REQUESTS:
A – Translate this sentence from the passage on the Moon into Spanish: "It suddenly became clear that life on the Moon was going to be much harder than we had hoped."
B – Rewrite a section of the passage on the Moon, starting at the words "All this optimism" and stopping after "from the Moon.", and change "hydrated minerals" to "hydrous minerals".
C – Write what comes next in the passage on the Moon, picking up after its final sentence.
* BEGIN DOCUMENT EXCERPT *
All this optimism about the Moon's usefulness was predicated on the science of the time. Water on the Moon, at least in the form of hydrated minerals, was a part of the standard paradigm. The physicist John Gilvarry argued as late as 1960 that the lunar seas' dark colour was due to organic matter in sediment deposited in a deep lunar ocean. Tragically, however, for dreams of a bountiful life on stepping-stone Moon, all this would prove dead wrong.



The analysis of even the first Moonrock samples returned by Apollo 11 betrayed not the slightest trace of water, either now or in the past. The lack of water during the lunar crust's early melting periods ensured that big hydrothermal ore deposits-the type which produced much of Earth's mineral wealth-are completely absent from the Moon.

It suddenly became clear that life on the Moon was going to be much harder than we had hoped. The Moon continued to appear in science fiction, but was generally relegated to a side-show in the greater drama of the Solar System.

Larry Niven's short novel The Patchwork Girl (1980) is a mystery about a murder committed in a twenty-second century lunar city by someone firing a laser in through a window. This is an inverted locked-room mystery; here everyone is locked inside the room, not outside. Niven enjoyably applies his disciplined but wide-open imagination to life in the Moon - for example, the problems posed in taking a bath.
* END DOCUMENT EXCERPT *
* BEGIN DATA *
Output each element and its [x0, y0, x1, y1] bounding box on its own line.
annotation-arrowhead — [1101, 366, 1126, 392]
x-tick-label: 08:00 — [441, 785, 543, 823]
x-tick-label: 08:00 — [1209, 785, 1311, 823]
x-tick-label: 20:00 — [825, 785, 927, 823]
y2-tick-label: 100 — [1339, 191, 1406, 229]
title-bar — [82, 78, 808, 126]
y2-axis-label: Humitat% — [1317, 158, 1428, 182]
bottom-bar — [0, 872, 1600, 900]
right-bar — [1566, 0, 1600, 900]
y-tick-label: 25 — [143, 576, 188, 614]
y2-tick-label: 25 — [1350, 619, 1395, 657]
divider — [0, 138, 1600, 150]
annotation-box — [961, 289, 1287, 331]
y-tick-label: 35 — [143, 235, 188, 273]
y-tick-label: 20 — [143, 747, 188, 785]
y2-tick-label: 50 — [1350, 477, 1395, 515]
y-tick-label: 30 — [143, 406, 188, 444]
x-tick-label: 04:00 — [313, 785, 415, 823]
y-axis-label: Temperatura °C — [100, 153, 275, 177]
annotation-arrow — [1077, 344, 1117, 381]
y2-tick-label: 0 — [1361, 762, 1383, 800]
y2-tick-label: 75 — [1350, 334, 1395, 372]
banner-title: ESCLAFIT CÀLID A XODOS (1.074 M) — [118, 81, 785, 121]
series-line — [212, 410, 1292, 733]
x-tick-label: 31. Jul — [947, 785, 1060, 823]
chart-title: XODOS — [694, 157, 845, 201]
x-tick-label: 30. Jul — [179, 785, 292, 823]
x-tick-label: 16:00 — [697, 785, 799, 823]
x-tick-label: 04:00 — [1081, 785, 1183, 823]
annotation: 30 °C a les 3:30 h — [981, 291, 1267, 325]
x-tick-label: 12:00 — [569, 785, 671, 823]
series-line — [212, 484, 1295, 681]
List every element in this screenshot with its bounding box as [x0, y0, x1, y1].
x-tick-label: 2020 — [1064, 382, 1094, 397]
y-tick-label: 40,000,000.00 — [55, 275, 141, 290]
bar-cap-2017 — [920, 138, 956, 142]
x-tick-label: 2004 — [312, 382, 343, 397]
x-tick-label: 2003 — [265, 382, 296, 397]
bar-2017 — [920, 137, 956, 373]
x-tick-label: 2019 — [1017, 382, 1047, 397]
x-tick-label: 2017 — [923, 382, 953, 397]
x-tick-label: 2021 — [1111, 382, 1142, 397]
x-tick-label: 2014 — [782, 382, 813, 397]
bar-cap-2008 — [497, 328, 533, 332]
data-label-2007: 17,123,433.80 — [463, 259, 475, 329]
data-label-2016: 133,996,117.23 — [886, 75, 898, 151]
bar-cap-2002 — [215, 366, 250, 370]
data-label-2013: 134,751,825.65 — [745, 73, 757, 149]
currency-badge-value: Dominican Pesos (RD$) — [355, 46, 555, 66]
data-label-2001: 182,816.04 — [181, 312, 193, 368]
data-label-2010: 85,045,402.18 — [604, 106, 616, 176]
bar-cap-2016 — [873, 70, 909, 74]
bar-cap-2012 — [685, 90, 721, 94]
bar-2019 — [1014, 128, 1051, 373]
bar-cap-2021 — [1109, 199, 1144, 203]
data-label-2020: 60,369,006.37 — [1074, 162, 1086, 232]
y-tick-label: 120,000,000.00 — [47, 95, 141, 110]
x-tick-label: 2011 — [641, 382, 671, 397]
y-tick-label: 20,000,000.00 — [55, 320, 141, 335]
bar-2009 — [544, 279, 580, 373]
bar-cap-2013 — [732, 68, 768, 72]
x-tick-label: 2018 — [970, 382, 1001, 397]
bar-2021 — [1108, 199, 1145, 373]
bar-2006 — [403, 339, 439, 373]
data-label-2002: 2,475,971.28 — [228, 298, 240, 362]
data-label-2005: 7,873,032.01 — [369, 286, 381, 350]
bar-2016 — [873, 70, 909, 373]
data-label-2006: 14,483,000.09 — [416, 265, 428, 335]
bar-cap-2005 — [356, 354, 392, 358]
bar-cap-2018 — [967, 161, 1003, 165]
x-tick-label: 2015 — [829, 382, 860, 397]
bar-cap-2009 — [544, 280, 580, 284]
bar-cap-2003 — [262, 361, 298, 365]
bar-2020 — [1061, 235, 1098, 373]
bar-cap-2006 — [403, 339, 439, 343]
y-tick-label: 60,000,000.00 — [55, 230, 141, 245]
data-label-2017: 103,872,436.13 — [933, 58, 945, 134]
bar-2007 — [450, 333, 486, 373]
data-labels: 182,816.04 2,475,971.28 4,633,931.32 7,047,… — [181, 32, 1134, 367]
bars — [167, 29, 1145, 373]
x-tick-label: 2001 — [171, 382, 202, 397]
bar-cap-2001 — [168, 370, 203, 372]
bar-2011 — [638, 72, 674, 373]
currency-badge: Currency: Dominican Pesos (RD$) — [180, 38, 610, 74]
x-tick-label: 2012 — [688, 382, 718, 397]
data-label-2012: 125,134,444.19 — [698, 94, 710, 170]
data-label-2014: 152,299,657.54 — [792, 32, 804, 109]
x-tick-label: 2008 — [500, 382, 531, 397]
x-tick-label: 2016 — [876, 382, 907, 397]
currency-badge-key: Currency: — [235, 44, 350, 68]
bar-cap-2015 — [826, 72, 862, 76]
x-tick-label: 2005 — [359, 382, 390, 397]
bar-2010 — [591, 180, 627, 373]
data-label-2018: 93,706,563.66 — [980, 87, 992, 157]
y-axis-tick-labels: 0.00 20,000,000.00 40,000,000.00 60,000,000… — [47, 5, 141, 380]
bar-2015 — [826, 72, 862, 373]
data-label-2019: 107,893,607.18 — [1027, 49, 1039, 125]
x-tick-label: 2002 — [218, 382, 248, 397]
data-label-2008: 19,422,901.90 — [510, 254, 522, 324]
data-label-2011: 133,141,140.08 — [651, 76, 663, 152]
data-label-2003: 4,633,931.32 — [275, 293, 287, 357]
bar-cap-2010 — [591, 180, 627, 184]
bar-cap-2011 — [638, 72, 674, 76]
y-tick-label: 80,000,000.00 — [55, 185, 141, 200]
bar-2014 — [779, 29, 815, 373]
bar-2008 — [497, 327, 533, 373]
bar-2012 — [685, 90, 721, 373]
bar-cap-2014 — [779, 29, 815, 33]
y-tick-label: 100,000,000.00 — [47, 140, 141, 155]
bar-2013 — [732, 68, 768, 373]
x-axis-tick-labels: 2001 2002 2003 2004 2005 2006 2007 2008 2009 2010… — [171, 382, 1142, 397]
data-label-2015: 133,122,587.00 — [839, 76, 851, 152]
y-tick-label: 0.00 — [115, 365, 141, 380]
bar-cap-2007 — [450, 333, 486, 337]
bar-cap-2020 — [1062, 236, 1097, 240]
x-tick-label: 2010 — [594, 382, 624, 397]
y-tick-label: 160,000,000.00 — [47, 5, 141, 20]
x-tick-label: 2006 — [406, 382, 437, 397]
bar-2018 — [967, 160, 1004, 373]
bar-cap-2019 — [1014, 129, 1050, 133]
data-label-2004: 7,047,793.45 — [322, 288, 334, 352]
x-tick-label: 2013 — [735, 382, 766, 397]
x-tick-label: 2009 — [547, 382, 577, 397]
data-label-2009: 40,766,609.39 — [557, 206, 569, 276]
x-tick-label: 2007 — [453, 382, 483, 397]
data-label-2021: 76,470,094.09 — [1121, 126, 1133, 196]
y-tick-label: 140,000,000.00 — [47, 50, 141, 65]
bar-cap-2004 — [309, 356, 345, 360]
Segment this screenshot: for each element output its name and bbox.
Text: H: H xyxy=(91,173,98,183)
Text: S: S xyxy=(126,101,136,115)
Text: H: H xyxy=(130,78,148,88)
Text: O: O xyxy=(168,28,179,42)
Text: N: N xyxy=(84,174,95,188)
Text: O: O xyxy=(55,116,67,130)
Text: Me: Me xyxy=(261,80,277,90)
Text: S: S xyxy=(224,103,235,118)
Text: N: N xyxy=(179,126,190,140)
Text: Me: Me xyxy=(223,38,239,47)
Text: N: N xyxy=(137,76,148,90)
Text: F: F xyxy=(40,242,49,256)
* END DATA *
ANSWERS FOR THIS EXERCISE:
A – De repente quedó claro que la vida en la Luna iba a ser mucho más difícil de lo que habíamos esperado.

B –
All this optimism about the Moon's usefulness was predicated on the science of the time. Water on the Moon, at least in the form of hydrous minerals, was a part of the standard paradigm. The physicist John Gilvarry argued as late as 1960 that the lunar seas' dark colour was due to organic matter in sediment deposited in a deep lunar ocean. Tragically, however, for dreams of a bountiful life on stepping-stone Moon, all this would prove dead wrong.



The analysis of even the first Moonrock samples returned by Apollo 11 betrayed not the slightest trace of water, either now or in the past. The lack of water during the lunar crust's early melting periods ensured that big hydrothermal ore deposits-the type which produced much of Earth's mineral wealth-are completely absent from the Moon.

C –
In many post-Apollo works the Moon serves as a last refuge from an Earth hit by some catastrophe. In Steel Beach by John Varley (1992) humans have been evicted by aliens and must survive on the "steel beach" of the Moon. Earth is often devastated by nuclear war or eco-collapse. Griffin's Egg by Michael Swanwick (1990) tells of lunar colonists caught in a nuclear war crossfire. Robert Reed's "Waging Good" (1995) concerns a lunar girl who, as punishment for a crime, is sent to the hell that Earth has become.

In Kim Stanley Robinson's remarkable "The Lunatics" (1988), mind-blanked criminals are sent to tunnel endlessly through the Moon's deep layers. A more old-fashioned lunar survival puzzle story is Geoffrey Landis's "A Walk in the Sun" (1991). A stranded astronaut must walk all the way around the Moon, to keep her solar panels in sunlight. The expertise with which Landis, a NASA scientist, spins his lunar yarn won this story much popularity.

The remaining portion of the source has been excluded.